> **PROBLEM**:
Pick out all lines in the listing holding the string "Current" and copy them.
******************************
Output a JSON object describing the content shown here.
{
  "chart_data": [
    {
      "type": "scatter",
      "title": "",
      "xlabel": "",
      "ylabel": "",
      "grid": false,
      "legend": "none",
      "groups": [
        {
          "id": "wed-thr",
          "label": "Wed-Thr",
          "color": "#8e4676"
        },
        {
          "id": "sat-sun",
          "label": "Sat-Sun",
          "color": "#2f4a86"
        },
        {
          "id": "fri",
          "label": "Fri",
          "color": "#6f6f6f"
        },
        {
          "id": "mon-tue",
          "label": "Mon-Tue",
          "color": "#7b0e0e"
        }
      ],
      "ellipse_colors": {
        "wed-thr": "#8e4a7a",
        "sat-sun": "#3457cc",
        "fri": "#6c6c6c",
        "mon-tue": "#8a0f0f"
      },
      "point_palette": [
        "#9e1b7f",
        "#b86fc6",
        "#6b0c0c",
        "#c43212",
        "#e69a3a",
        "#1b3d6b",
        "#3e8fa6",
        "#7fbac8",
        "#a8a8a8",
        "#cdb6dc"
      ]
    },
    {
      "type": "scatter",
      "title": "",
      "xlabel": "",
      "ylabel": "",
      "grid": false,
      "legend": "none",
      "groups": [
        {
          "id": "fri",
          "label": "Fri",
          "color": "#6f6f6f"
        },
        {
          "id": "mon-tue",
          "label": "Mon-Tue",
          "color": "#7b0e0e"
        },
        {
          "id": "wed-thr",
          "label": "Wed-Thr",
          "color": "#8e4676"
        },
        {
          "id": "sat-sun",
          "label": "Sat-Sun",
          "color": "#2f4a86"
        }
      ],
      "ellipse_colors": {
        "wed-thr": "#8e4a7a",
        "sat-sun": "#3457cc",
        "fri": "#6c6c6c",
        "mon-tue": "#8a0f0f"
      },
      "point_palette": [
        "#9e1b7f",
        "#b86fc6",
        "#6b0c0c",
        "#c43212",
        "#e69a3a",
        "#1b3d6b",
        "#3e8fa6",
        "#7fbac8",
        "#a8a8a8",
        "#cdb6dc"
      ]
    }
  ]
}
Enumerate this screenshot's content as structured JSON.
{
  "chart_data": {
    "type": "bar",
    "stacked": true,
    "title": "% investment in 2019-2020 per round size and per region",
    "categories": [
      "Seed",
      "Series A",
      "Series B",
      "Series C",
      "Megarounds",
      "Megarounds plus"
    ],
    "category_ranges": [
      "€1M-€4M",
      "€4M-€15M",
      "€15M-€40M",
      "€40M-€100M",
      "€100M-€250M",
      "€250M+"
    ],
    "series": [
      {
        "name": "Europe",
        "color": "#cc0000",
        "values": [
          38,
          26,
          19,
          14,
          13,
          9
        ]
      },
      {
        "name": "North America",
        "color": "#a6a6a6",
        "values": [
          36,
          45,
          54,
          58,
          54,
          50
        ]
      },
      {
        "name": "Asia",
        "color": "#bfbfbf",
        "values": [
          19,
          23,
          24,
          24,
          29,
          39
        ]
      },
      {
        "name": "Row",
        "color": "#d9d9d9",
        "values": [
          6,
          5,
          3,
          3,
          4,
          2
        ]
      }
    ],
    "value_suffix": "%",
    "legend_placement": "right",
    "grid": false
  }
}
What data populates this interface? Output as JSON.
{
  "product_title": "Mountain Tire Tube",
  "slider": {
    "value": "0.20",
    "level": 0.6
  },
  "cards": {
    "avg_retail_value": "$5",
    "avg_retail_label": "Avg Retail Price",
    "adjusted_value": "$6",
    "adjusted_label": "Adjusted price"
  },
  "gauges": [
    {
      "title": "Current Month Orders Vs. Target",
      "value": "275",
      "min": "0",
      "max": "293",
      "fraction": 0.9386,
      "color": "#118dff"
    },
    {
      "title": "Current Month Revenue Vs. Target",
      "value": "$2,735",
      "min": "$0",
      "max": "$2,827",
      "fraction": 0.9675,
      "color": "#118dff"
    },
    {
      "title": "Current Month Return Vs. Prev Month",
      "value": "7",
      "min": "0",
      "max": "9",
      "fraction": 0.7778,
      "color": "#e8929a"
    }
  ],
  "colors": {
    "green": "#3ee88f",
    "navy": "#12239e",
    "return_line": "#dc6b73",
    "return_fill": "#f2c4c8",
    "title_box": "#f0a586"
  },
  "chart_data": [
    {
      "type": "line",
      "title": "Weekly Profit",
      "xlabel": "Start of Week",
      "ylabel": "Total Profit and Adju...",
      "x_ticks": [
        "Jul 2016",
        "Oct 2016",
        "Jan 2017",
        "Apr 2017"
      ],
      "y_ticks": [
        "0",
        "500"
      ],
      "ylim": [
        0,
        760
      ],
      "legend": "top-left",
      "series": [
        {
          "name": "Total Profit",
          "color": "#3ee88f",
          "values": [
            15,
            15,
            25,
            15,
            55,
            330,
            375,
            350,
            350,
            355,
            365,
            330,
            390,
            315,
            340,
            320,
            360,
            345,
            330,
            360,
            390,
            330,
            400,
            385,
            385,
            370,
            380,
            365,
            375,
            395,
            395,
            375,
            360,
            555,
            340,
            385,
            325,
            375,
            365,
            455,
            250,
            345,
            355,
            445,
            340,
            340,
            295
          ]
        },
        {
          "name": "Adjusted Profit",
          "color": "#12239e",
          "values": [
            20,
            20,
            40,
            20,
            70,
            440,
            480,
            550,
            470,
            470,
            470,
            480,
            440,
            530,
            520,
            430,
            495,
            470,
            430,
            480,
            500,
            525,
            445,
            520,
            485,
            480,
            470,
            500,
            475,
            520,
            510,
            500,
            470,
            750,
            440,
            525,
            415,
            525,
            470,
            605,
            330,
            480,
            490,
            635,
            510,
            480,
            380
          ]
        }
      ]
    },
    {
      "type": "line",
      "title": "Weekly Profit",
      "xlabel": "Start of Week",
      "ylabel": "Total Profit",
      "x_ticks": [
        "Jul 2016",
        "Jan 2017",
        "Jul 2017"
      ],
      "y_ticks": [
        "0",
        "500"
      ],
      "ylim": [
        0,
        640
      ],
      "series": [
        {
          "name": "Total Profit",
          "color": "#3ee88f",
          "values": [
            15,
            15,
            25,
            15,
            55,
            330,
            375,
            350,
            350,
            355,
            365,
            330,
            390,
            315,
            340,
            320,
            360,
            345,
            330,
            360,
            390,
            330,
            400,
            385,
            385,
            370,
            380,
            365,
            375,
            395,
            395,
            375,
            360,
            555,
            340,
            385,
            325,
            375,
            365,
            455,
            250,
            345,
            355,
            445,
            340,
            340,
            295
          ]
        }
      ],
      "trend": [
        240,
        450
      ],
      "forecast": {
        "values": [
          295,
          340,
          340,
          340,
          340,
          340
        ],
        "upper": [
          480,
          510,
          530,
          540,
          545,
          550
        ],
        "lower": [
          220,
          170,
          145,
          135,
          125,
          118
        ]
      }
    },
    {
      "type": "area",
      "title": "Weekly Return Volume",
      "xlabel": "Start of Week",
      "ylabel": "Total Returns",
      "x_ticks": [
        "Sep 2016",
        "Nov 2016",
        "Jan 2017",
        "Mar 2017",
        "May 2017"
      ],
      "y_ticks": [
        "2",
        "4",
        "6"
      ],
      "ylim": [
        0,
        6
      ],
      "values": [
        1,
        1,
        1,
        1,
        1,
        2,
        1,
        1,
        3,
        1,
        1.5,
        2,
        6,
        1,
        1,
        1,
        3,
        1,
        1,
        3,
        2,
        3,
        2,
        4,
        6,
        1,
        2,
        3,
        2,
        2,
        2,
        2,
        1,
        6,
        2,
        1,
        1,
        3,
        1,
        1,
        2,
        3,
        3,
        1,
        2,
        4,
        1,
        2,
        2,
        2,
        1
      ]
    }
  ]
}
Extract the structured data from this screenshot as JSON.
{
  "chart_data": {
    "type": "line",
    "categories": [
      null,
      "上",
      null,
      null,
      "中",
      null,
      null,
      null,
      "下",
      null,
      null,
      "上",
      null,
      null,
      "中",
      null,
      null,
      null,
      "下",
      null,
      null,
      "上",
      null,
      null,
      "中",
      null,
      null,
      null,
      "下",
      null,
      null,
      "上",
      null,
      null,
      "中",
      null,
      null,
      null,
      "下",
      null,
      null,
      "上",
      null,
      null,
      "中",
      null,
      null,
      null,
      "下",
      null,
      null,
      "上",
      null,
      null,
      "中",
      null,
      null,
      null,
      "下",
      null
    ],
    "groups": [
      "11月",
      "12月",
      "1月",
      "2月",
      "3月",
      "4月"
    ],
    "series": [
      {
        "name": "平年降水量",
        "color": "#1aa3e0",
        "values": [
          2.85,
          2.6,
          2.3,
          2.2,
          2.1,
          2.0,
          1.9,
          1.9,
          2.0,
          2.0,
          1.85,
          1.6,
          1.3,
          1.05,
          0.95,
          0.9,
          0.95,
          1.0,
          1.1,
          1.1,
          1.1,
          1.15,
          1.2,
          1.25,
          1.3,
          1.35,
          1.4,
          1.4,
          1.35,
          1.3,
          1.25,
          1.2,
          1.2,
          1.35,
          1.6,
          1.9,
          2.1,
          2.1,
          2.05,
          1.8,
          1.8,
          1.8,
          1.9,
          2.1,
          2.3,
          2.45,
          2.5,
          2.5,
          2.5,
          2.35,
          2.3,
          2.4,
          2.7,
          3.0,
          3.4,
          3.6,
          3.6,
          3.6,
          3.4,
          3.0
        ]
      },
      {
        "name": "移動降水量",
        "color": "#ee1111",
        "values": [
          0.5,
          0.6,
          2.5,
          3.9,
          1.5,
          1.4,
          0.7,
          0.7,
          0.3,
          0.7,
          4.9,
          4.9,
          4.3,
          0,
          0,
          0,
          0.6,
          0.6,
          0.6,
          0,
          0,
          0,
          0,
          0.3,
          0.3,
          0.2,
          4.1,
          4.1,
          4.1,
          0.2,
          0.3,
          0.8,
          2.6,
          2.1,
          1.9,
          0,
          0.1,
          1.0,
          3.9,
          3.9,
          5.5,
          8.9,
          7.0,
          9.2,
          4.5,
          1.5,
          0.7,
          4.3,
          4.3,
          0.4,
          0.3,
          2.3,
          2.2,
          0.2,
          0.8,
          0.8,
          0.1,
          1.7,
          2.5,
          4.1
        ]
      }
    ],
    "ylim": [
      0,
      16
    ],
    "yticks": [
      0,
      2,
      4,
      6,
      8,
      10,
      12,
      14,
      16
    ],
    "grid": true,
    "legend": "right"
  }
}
******************************
> **SOLUTION**:
      "title": "Current Month Orders Vs. Target",
      "title": "Current Month Revenue Vs. Target",
      "title": "Current Month Return Vs. Prev Month",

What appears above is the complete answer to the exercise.